[Given passage]
╭──

How can I avoid database deadlocks when using closure_tree to concurrently manipulate a set of models with common attributes on a hierarchical structure?
They present in the following flavors:
When issuing an #append/prepend_sibling
Mysql2::Error: Deadlock found when trying to get lock; try restarting transaction:
UPDATE `elements` SET `sort_order` = `sort_order` + 1 WHERE (`parent_id` = 28035 AND `sort_order` >= 1)
Mysql2::Error: Deadlock found when trying to get lock; try restarting transaction:
UPDATE `elements` SET `sort_order` = `sort_order` - 1 WHERE (`parent_id` = 21168 AND `sort_order` <= -1)
When rebuilding the closure table
Mysql2::Error: Deadlock found when trying to get lock; try restarting transaction:
DELETE FROM `element_hierarchies`
WHERE descendant_id IN (
SELECT DISTINCT descendant_id
FROM ( SELECT descendant_id
FROM `element_hierarchies`
WHERE ancestor_id = 16332
) AS x )
OR descendant_id = 16332
Mysql2::Error: Deadlock found when trying to get lock; try restarting transaction:
INSERT INTO `element_hierarchies` (`ancestor_id`, `descendant_id`, `generations`) VALUES (30910, 30910, 0)
with_advisory_lock looks promising. Any thoughts?

╰──

Element box lines:
╭──

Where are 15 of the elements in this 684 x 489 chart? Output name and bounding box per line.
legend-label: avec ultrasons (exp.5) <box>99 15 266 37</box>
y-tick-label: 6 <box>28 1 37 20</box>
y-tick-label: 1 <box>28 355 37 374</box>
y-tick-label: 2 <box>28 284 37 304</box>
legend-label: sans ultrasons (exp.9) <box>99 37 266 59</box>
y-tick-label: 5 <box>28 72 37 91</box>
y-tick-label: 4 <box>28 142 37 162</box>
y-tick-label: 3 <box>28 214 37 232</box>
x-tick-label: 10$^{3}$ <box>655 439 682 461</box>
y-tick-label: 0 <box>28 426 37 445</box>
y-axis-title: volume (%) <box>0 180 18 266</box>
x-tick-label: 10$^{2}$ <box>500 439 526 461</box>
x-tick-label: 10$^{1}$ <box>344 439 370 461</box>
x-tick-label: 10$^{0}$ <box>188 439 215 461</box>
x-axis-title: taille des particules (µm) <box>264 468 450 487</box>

╰──
╭──

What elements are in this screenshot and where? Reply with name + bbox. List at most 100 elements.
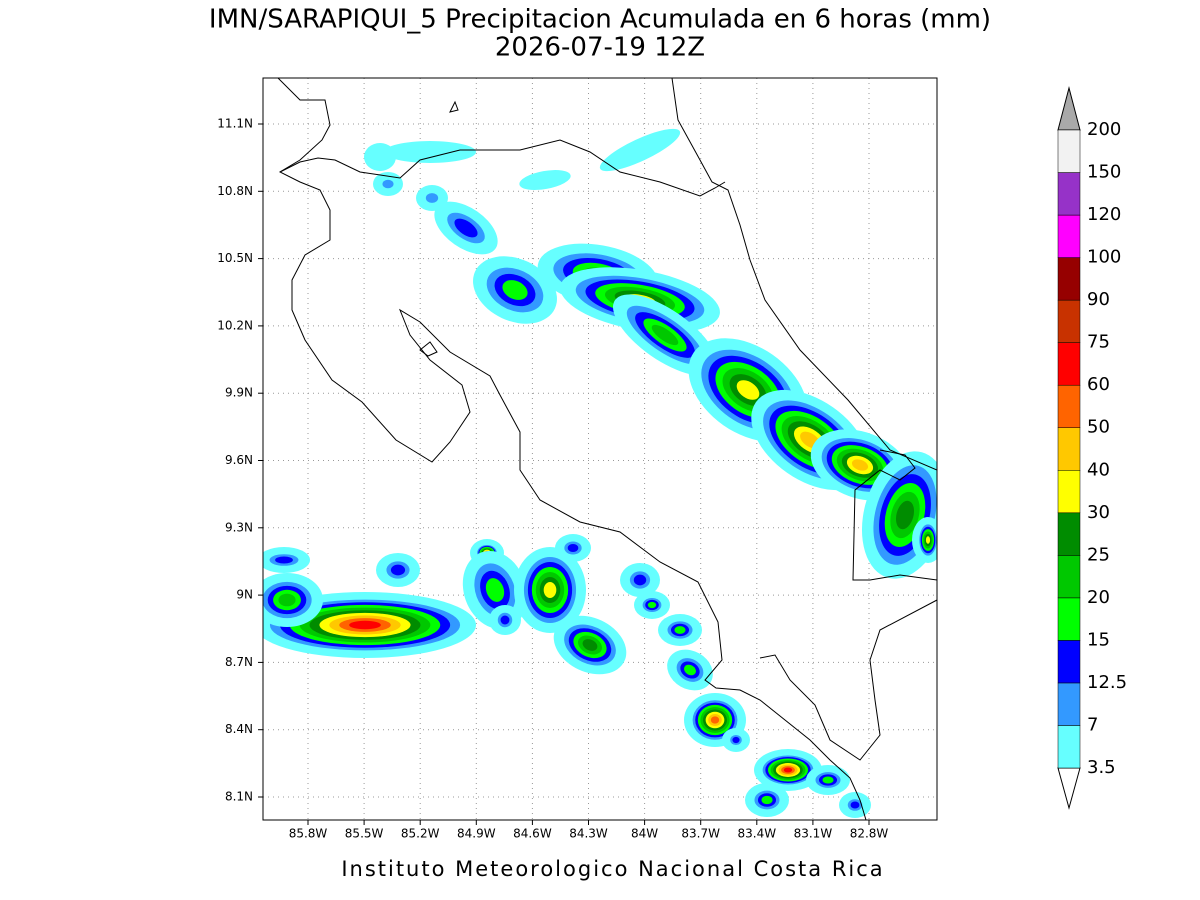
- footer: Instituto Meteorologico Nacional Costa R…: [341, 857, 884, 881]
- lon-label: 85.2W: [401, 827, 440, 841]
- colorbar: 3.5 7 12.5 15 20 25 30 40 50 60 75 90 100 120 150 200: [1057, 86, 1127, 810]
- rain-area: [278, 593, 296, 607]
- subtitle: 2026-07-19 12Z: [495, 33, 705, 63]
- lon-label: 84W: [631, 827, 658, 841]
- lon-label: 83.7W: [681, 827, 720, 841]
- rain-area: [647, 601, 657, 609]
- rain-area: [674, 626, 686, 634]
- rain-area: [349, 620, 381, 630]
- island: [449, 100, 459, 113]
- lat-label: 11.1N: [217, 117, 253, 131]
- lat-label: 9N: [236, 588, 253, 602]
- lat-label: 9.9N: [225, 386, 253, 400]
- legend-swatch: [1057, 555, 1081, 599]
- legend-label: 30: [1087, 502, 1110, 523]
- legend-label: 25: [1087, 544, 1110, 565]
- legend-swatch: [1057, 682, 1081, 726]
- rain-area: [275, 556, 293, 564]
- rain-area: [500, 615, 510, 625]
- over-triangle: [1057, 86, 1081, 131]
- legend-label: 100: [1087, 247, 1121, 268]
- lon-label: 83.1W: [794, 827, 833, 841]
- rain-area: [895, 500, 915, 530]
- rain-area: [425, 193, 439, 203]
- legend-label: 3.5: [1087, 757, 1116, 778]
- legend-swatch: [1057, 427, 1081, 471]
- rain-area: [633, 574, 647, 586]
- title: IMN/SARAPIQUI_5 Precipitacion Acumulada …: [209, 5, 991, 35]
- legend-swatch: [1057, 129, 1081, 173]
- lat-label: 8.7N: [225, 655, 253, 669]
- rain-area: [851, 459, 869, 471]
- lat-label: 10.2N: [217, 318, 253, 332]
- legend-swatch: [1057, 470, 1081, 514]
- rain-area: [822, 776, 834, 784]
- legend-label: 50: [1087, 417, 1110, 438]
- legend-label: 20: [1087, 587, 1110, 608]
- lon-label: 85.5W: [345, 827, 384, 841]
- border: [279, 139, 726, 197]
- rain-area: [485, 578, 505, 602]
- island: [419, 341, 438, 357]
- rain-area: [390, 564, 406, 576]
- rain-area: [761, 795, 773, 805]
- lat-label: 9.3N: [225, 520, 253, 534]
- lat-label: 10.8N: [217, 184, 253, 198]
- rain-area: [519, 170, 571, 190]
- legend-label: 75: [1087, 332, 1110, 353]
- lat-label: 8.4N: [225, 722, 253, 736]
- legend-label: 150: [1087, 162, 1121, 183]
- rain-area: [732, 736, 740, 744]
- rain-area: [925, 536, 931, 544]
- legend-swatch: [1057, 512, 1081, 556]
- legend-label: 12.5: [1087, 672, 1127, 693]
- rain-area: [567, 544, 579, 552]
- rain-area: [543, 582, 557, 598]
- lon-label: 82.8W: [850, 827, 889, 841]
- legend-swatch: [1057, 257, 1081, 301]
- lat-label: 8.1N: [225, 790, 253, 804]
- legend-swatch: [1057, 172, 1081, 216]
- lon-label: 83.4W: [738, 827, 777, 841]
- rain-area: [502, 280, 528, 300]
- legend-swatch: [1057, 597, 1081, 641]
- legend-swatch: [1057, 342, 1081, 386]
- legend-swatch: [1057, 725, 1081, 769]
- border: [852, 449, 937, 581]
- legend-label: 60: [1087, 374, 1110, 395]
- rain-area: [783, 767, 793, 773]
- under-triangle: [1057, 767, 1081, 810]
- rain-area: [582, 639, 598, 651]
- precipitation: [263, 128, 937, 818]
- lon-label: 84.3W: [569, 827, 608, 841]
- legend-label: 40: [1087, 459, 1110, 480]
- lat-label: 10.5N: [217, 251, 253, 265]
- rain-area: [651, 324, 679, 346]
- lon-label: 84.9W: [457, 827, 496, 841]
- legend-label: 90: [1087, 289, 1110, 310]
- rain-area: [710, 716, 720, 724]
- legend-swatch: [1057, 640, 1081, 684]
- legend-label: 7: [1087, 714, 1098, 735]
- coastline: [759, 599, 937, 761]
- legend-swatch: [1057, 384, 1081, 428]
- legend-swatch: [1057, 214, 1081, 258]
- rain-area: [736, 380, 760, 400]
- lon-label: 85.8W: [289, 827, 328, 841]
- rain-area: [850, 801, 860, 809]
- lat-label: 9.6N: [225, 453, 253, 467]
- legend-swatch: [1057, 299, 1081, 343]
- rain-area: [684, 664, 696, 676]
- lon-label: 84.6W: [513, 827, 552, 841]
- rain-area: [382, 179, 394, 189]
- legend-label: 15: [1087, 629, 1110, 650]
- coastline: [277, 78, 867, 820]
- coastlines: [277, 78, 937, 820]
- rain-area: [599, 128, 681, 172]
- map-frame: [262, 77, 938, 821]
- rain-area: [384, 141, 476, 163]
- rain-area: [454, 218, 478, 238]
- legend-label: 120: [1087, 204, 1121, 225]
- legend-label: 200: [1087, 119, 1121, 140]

╰──

[What to work on]
1. Reproduce word for word the stretch of the deadlock question from "How can I avoid" through "a hierarchical structure?".
2. State whether each statement agrees with the deadlock question, answering yes or no and quoting the deciding words: (a) The deadlock raised by a sibling insertion occurs during an UPDATE of the `elements` table. (b) Deadlocks are reported only when issuing #append/prepend_sibling. (c) The writer calls with_advisory_lock promising.

[Exercise results]
1.
How can I avoid database deadlocks when using closure_tree to concurrently manipulate a set of models with common attributes on a hierarchical structure?

2.
(a) Yes: "UPDATE `elements` SET `sort_order` = `sort_order` + 1"
(b) No: "When rebuilding the closure table"
(c) Yes: "with_advisory_lock looks promising."